(Stored data)
"""

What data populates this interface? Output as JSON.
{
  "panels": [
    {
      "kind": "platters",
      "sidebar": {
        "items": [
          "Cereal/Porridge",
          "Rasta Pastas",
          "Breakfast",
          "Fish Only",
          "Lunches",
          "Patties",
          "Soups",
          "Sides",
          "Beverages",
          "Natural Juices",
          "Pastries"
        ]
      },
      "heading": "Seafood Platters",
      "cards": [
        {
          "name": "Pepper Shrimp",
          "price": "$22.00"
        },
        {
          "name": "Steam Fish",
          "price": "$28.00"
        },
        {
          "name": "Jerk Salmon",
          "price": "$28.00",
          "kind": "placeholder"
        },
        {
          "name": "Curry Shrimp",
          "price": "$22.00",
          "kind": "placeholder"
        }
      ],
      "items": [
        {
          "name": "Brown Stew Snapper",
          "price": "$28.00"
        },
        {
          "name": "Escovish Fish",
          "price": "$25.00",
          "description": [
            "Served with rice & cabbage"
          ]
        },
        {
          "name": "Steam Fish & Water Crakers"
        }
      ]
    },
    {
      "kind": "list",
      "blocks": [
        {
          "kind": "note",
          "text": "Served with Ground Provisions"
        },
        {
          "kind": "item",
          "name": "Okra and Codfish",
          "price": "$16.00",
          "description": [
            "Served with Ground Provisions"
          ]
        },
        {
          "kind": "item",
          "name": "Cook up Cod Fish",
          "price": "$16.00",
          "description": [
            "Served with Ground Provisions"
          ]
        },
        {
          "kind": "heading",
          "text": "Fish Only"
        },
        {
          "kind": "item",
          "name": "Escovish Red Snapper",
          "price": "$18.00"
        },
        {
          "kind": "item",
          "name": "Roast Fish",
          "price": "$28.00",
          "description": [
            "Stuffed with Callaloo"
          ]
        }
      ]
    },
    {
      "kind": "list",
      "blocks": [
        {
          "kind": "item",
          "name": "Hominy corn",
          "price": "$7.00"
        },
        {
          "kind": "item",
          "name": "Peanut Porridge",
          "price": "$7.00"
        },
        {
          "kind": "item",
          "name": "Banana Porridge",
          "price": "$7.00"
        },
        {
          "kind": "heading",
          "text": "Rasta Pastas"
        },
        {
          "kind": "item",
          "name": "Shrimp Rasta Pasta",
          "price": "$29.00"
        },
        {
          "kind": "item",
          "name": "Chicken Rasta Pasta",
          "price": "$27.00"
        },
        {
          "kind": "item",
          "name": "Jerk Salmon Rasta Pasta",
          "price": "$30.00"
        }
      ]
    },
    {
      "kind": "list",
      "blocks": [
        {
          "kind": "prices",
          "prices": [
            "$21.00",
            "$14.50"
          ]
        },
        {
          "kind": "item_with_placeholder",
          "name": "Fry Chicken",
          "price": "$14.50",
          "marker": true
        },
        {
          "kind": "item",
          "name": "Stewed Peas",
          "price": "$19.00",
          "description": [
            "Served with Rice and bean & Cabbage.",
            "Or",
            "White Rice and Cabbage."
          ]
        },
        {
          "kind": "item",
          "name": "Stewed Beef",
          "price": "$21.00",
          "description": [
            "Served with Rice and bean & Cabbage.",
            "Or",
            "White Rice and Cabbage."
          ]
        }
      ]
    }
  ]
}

"""

Above are some records; repeat all of them exactly.

● Exercise response:
What data populates this interface? Output as JSON.
{
  "panels": [
    {
      "kind": "platters",
      "sidebar": {
        "items": [
          "Cereal/Porridge",
          "Rasta Pastas",
          "Breakfast",
          "Fish Only",
          "Lunches",
          "Patties",
          "Soups",
          "Sides",
          "Beverages",
          "Natural Juices",
          "Pastries"
        ]
      },
      "heading": "Seafood Platters",
      "cards": [
        {
          "name": "Pepper Shrimp",
          "price": "$22.00"
        },
        {
          "name": "Steam Fish",
          "price": "$28.00"
        },
        {
          "name": "Jerk Salmon",
          "price": "$28.00",
          "kind": "placeholder"
        },
        {
          "name": "Curry Shrimp",
          "price": "$22.00",
          "kind": "placeholder"
        }
      ],
      "items": [
        {
          "name": "Brown Stew Snapper",
          "price": "$28.00"
        },
        {
          "name": "Escovish Fish",
          "price": "$25.00",
          "description": [
            "Served with rice & cabbage"
          ]
        },
        {
          "name": "Steam Fish & Water Crakers"
        }
      ]
    },
    {
      "kind": "list",
      "blocks": [
        {
          "kind": "note",
          "text": "Served with Ground Provisions"
        },
        {
          "kind": "item",
          "name": "Okra and Codfish",
          "price": "$16.00",
          "description": [
            "Served with Ground Provisions"
          ]
        },
        {
          "kind": "item",
          "name": "Cook up Cod Fish",
          "price": "$16.00",
          "description": [
            "Served with Ground Provisions"
          ]
        },
        {
          "kind": "heading",
          "text": "Fish Only"
        },
        {
          "kind": "item",
          "name": "Escovish Red Snapper",
          "price": "$18.00"
        },
        {
          "kind": "item",
          "name": "Roast Fish",
          "price": "$28.00",
          "description": [
            "Stuffed with Callaloo"
          ]
        }
      ]
    },
    {
      "kind": "list",
      "blocks": [
        {
          "kind": "item",
          "name": "Hominy corn",
          "price": "$7.00"
        },
        {
          "kind": "item",
          "name": "Peanut Porridge",
          "price": "$7.00"
        },
        {
          "kind": "item",
          "name": "Banana Porridge",
          "price": "$7.00"
        },
        {
          "kind": "heading",
          "text": "Rasta Pastas"
        },
        {
          "kind": "item",
          "name": "Shrimp Rasta Pasta",
          "price": "$29.00"
        },
        {
          "kind": "item",
          "name": "Chicken Rasta Pasta",
          "price": "$27.00"
        },
        {
          "kind": "item",
          "name": "Jerk Salmon Rasta Pasta",
          "price": "$30.00"
        }
      ]
    },
    {
      "kind": "list",
      "blocks": [
        {
          "kind": "prices",
          "prices": [
            "$21.00",
            "$14.50"
          ]
        },
        {
          "kind": "item_with_placeholder",
          "name": "Fry Chicken",
          "price": "$14.50",
          "marker": true
        },
        {
          "kind": "item",
          "name": "Stewed Peas",
          "price": "$19.00",
          "description": [
            "Served with Rice and bean & Cabbage.",
            "Or",
            "White Rice and Cabbage."
          ]
        },
        {
          "kind": "item",
          "name": "Stewed Beef",
          "price": "$21.00",
          "description": [
            "Served with Rice and bean & Cabbage.",
            "Or",
            "White Rice and Cabbage."
          ]
        }
      ]
    }
  ]
}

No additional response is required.